Copy each line that contains the string "когда".

** START OF Supplied information **

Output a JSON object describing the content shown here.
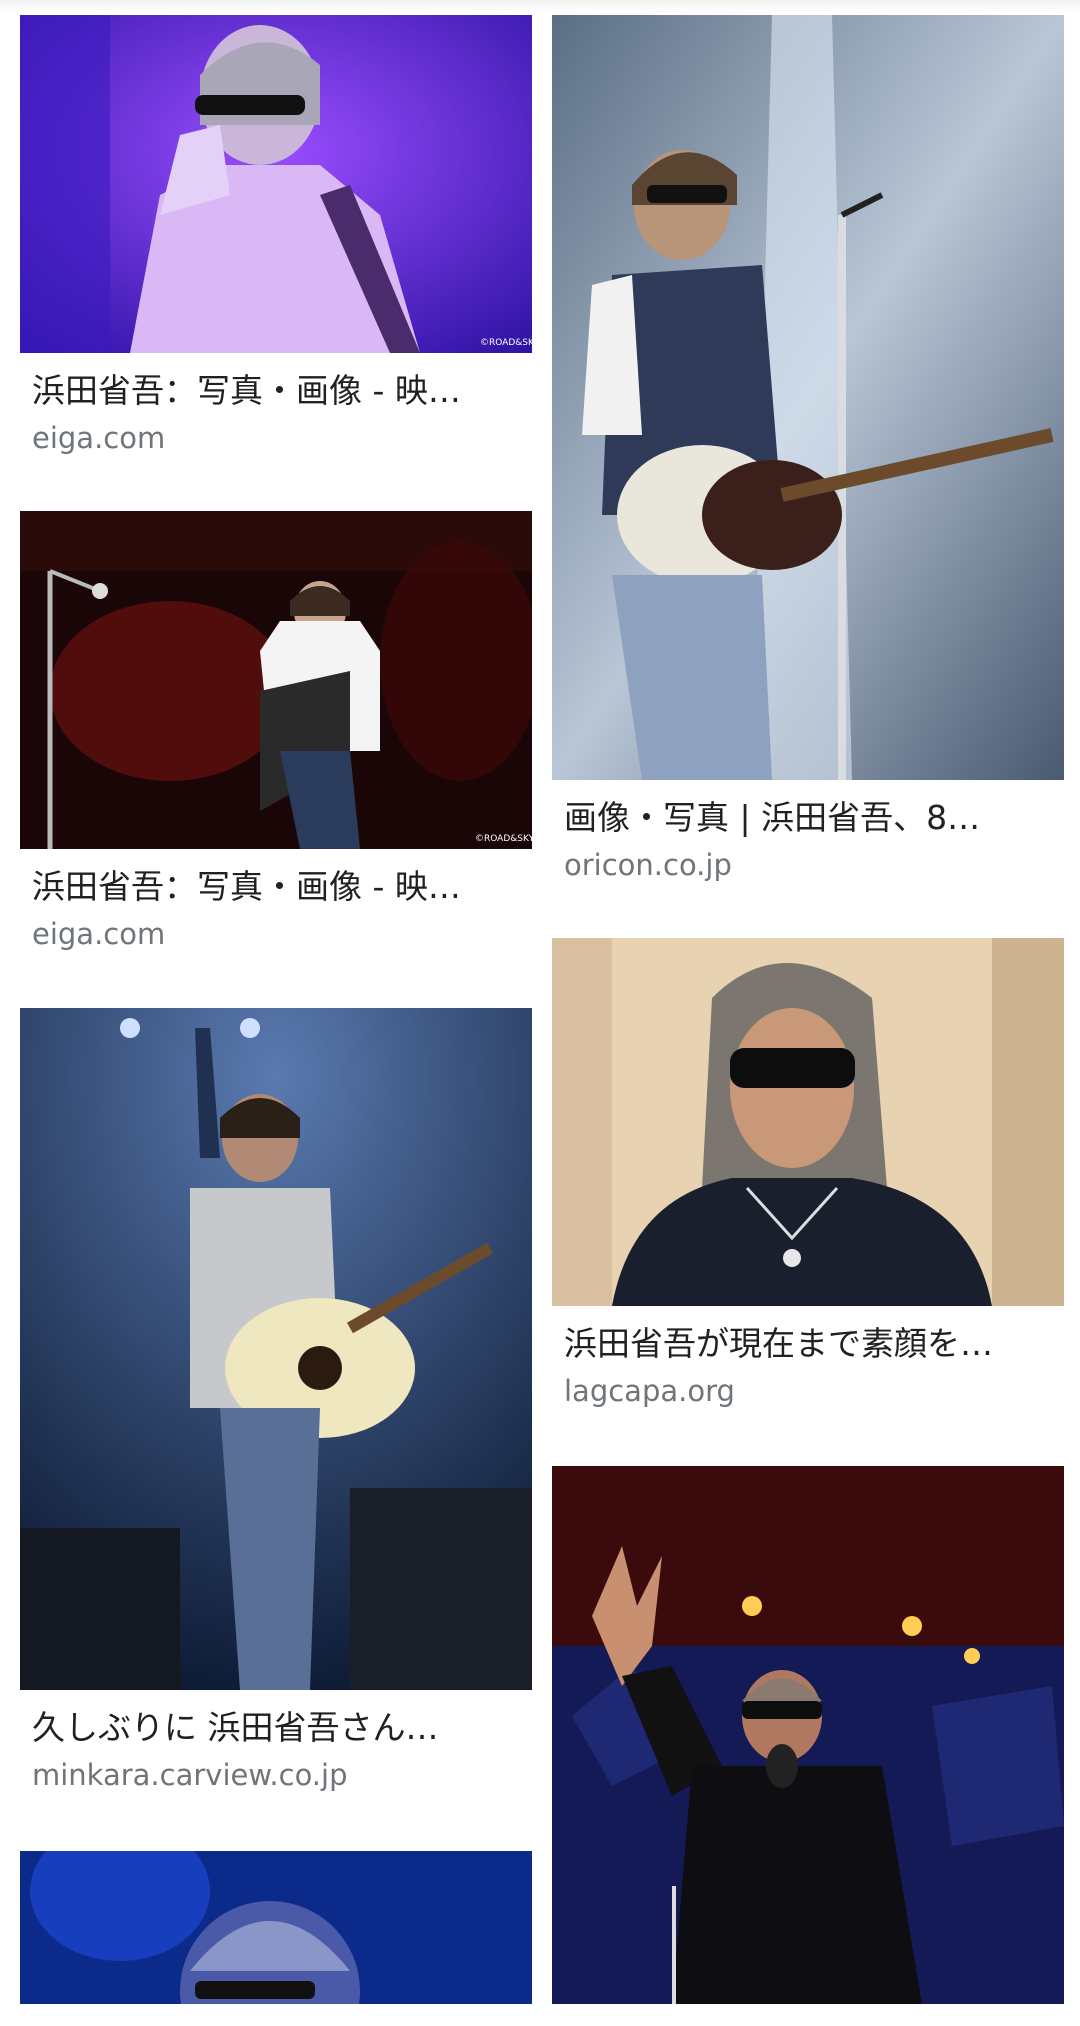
{
  "results": [
    {
      "id": "r1",
      "title": "浜田省吾：写真・画像 - 映…",
      "source": "eiga.com",
      "watermark": "©ROAD&SKY"
    },
    {
      "id": "r2",
      "title": "画像・写真 | 浜田省吾、8…",
      "source": "oricon.co.jp"
    },
    {
      "id": "r3",
      "title": "浜田省吾：写真・画像 - 映…",
      "source": "eiga.com",
      "watermark": "©ROAD&SKY"
    },
    {
      "id": "r4",
      "title": "浜田省吾が現在まで素顔を…",
      "source": "lagcapa.org"
    },
    {
      "id": "r5",
      "title": "久しぶりに 浜田省吾さん…",
      "source": "minkara.carview.co.jp"
    },
    {
      "id": "r6",
      "title": "",
      "source": ""
    },
    {
      "id": "r7",
      "title": "",
      "source": ""
    }
  ],
  "colors": {
    "caption": "#202124",
    "source": "#70757a"
  }
}
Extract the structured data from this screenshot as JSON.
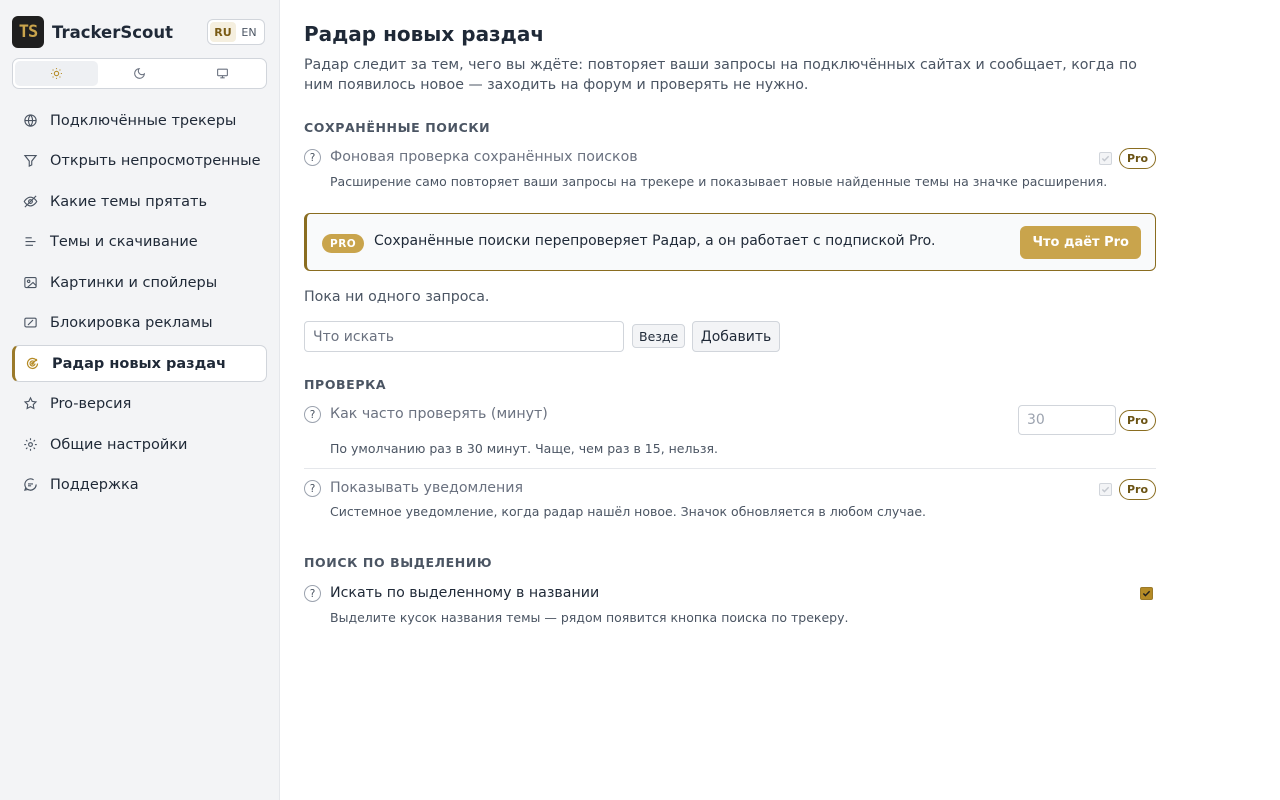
{
  "app": {
    "logo_text": "TS",
    "name": "TrackerScout"
  },
  "lang": {
    "ru": "RU",
    "en": "EN"
  },
  "theme": {
    "light": "sun-icon",
    "dark": "moon-icon",
    "system": "monitor-icon",
    "active": "light"
  },
  "nav": [
    {
      "label": "Подключённые трекеры",
      "icon": "globe-icon"
    },
    {
      "label": "Открыть непросмотренные",
      "icon": "filter-icon"
    },
    {
      "label": "Какие темы прятать",
      "icon": "eye-off-icon"
    },
    {
      "label": "Темы и скачивание",
      "icon": "list-icon"
    },
    {
      "label": "Картинки и спойлеры",
      "icon": "image-icon"
    },
    {
      "label": "Блокировка рекламы",
      "icon": "ad-block-icon"
    },
    {
      "label": "Радар новых раздач",
      "icon": "radar-icon",
      "active": true
    },
    {
      "label": "Pro-версия",
      "icon": "star-icon"
    },
    {
      "label": "Общие настройки",
      "icon": "gear-icon"
    },
    {
      "label": "Поддержка",
      "icon": "chat-icon"
    }
  ],
  "page": {
    "title": "Радар новых раздач",
    "description": "Радар следит за тем, чего вы ждёте: повторяет ваши запросы на подключённых сайтах и сообщает, когда по ним появилось новое — заходить на форум и проверять не нужно."
  },
  "saved_searches": {
    "section_title": "СОХРАНЁННЫЕ ПОИСКИ",
    "background_check": {
      "help": "?",
      "label": "Фоновая проверка сохранённых поисков",
      "desc": "Расширение само повторяет ваши запросы на трекере и показывает новые найденные темы на значке расширения.",
      "badge": "Pro",
      "checked": true,
      "disabled": true
    },
    "promo": {
      "badge": "PRO",
      "text": "Сохранённые поиски перепроверяет Радар, а он работает с подпиской Pro.",
      "button": "Что даёт Pro"
    },
    "empty_text": "Пока ни одного запроса.",
    "search_placeholder": "Что искать",
    "scope": "Везде",
    "add_button": "Добавить"
  },
  "checking": {
    "section_title": "ПРОВЕРКА",
    "interval": {
      "help": "?",
      "label": "Как часто проверять (минут)",
      "value": "30",
      "desc": "По умолчанию раз в 30 минут. Чаще, чем раз в 15, нельзя.",
      "badge": "Pro"
    },
    "notifications": {
      "help": "?",
      "label": "Показывать уведомления",
      "desc": "Системное уведомление, когда радар нашёл новое. Значок обновляется в любом случае.",
      "badge": "Pro",
      "checked": true,
      "disabled": true
    }
  },
  "selection_search": {
    "section_title": "ПОИСК ПО ВЫДЕЛЕНИЮ",
    "by_title": {
      "help": "?",
      "label": "Искать по выделенному в названии",
      "desc": "Выделите кусок названия темы — рядом появится кнопка поиска по трекеру.",
      "checked": true
    }
  },
  "colors": {
    "accent": "#c9a44c",
    "accent_dark": "#8a6d20",
    "sidebar_bg": "#f3f4f6"
  }
}
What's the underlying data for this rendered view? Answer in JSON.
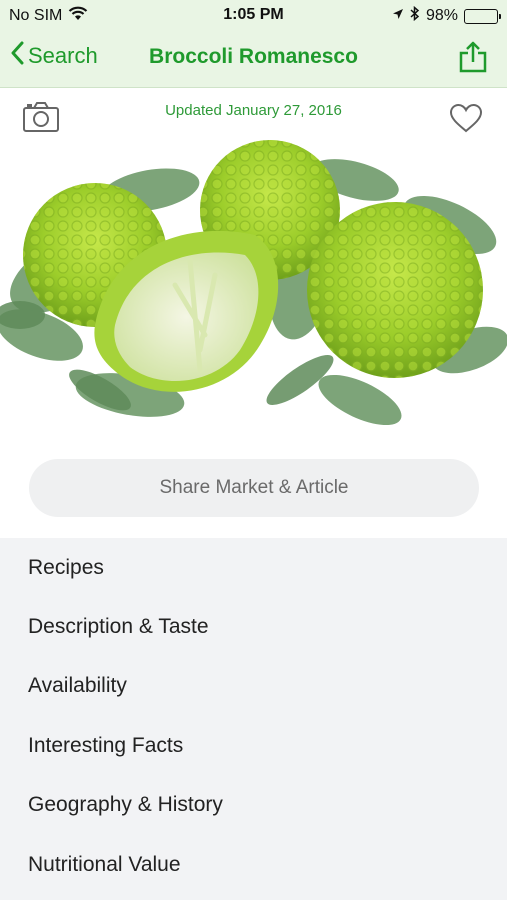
{
  "status_bar": {
    "carrier": "No SIM",
    "time": "1:05 PM",
    "battery_percent": "98%",
    "battery_level": 0.98,
    "icons": [
      "wifi-icon",
      "location-arrow-icon",
      "bluetooth-icon",
      "battery-icon"
    ]
  },
  "navbar": {
    "back_label": "Search",
    "title": "Broccoli Romanesco",
    "accent_color": "#1f9a2c"
  },
  "header": {
    "updated_text": "Updated January 27, 2016"
  },
  "hero": {
    "icon": "romanesco-broccoli-photo"
  },
  "share_button": {
    "label": "Share Market & Article"
  },
  "menu": {
    "items": [
      {
        "label": "Recipes"
      },
      {
        "label": "Description & Taste"
      },
      {
        "label": "Availability"
      },
      {
        "label": "Interesting Facts"
      },
      {
        "label": "Geography & History"
      },
      {
        "label": "Nutritional Value"
      }
    ]
  }
}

** END OF Supplied information **

_Written response:_
    "description": "Радар следит за тем, чего вы ждёте: повторяет ваши запросы на подключённых сайтах и сообщает, когда по ним появилось новое — заходить на форум и проверять не нужно."
      "desc": "Системное уведомление, когда радар нашёл новое. Значок обновляется в любом случае.",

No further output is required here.